===== Excerpted records

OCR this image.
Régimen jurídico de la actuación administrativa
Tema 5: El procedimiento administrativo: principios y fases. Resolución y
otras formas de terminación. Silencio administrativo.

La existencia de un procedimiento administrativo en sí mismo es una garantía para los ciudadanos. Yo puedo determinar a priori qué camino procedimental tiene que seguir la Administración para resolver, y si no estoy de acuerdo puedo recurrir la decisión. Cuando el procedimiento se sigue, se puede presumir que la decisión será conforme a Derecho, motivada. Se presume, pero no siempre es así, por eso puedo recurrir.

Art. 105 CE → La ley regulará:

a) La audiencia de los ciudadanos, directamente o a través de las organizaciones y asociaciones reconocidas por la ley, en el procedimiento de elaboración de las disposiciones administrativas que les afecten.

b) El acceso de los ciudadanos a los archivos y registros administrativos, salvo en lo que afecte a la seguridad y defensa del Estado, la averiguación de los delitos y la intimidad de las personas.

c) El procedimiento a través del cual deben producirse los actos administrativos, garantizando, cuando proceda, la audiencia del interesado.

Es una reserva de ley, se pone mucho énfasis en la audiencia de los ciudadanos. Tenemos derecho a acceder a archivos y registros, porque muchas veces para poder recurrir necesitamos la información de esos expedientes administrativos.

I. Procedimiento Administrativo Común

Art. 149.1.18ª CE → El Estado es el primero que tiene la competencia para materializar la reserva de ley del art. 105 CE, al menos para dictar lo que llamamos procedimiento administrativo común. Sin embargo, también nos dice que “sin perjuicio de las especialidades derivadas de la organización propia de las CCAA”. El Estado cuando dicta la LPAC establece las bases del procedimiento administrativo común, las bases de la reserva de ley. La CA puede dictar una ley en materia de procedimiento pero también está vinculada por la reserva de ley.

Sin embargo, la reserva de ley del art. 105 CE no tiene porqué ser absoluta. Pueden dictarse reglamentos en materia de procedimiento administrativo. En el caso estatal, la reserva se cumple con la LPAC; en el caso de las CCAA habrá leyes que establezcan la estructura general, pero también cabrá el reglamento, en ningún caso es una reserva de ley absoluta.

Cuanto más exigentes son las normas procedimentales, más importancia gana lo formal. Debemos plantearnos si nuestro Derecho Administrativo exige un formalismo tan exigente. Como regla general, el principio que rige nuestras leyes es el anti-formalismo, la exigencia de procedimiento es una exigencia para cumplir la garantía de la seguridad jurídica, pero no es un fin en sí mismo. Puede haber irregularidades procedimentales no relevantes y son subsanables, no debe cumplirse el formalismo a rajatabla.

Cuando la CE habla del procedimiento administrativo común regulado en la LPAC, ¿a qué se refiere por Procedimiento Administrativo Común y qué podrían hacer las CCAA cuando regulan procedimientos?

==========

What to produce — Copy the data above in full, character for character.

Result for this task —
OCR this image.
Régimen jurídico de la actuación administrativa
Tema 5: El procedimiento administrativo: principios y fases. Resolución y
otras formas de terminación. Silencio administrativo.

La existencia de un procedimiento administrativo en sí mismo es una garantía para los ciudadanos. Yo puedo determinar a priori qué camino procedimental tiene que seguir la Administración para resolver, y si no estoy de acuerdo puedo recurrir la decisión. Cuando el procedimiento se sigue, se puede presumir que la decisión será conforme a Derecho, motivada. Se presume, pero no siempre es así, por eso puedo recurrir.

Art. 105 CE → La ley regulará:

a) La audiencia de los ciudadanos, directamente o a través de las organizaciones y asociaciones reconocidas por la ley, en el procedimiento de elaboración de las disposiciones administrativas que les afecten.

b) El acceso de los ciudadanos a los archivos y registros administrativos, salvo en lo que afecte a la seguridad y defensa del Estado, la averiguación de los delitos y la intimidad de las personas.

c) El procedimiento a través del cual deben producirse los actos administrativos, garantizando, cuando proceda, la audiencia del interesado.

Es una reserva de ley, se pone mucho énfasis en la audiencia de los ciudadanos. Tenemos derecho a acceder a archivos y registros, porque muchas veces para poder recurrir necesitamos la información de esos expedientes administrativos.

I. Procedimiento Administrativo Común

Art. 149.1.18ª CE → El Estado es el primero que tiene la competencia para materializar la reserva de ley del art. 105 CE, al menos para dictar lo que llamamos procedimiento administrativo común. Sin embargo, también nos dice que “sin perjuicio de las especialidades derivadas de la organización propia de las CCAA”. El Estado cuando dicta la LPAC establece las bases del procedimiento administrativo común, las bases de la reserva de ley. La CA puede dictar una ley en materia de procedimiento pero también está vinculada por la reserva de ley.

Sin embargo, la reserva de ley del art. 105 CE no tiene porqué ser absoluta. Pueden dictarse reglamentos en materia de procedimiento administrativo. En el caso estatal, la reserva se cumple con la LPAC; en el caso de las CCAA habrá leyes que establezcan la estructura general, pero también cabrá el reglamento, en ningún caso es una reserva de ley absoluta.

Cuanto más exigentes son las normas procedimentales, más importancia gana lo formal. Debemos plantearnos si nuestro Derecho Administrativo exige un formalismo tan exigente. Como regla general, el principio que rige nuestras leyes es el anti-formalismo, la exigencia de procedimiento es una exigencia para cumplir la garantía de la seguridad jurídica, pero no es un fin en sí mismo. Puede haber irregularidades procedimentales no relevantes y son subsanables, no debe cumplirse el formalismo a rajatabla.

Cuando la CE habla del procedimiento administrativo común regulado en la LPAC, ¿a qué se refiere por Procedimiento Administrativo Común y qué podrían hacer las CCAA cuando regulan procedimientos?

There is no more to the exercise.